[EXERCISE AIM]:
Look through the material below, count the lines containing the word "青春恰自来", and state only the count.

[SUPPLIED DATA]:
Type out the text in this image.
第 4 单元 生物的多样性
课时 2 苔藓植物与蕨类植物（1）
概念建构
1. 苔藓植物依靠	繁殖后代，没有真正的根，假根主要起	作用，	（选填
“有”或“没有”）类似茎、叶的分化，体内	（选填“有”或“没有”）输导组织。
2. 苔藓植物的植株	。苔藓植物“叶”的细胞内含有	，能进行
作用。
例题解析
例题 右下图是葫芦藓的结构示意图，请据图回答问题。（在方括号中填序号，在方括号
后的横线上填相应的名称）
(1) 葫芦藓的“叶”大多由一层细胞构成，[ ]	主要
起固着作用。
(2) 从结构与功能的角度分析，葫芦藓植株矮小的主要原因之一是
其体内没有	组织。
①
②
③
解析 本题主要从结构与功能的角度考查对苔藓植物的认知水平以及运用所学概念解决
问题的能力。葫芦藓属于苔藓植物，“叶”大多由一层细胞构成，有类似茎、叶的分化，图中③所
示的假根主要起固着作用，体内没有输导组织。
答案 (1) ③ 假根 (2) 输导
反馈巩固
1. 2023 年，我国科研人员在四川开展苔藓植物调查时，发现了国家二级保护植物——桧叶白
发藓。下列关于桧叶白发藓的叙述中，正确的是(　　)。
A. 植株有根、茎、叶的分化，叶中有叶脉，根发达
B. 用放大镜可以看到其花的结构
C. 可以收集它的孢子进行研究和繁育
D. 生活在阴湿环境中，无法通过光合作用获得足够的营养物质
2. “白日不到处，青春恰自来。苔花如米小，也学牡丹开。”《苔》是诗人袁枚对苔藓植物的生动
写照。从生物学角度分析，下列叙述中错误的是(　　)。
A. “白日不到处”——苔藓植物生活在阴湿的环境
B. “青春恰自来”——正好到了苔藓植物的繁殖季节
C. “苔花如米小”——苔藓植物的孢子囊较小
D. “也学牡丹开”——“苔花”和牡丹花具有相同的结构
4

[ANSWER TO THE PROBLEM]:
2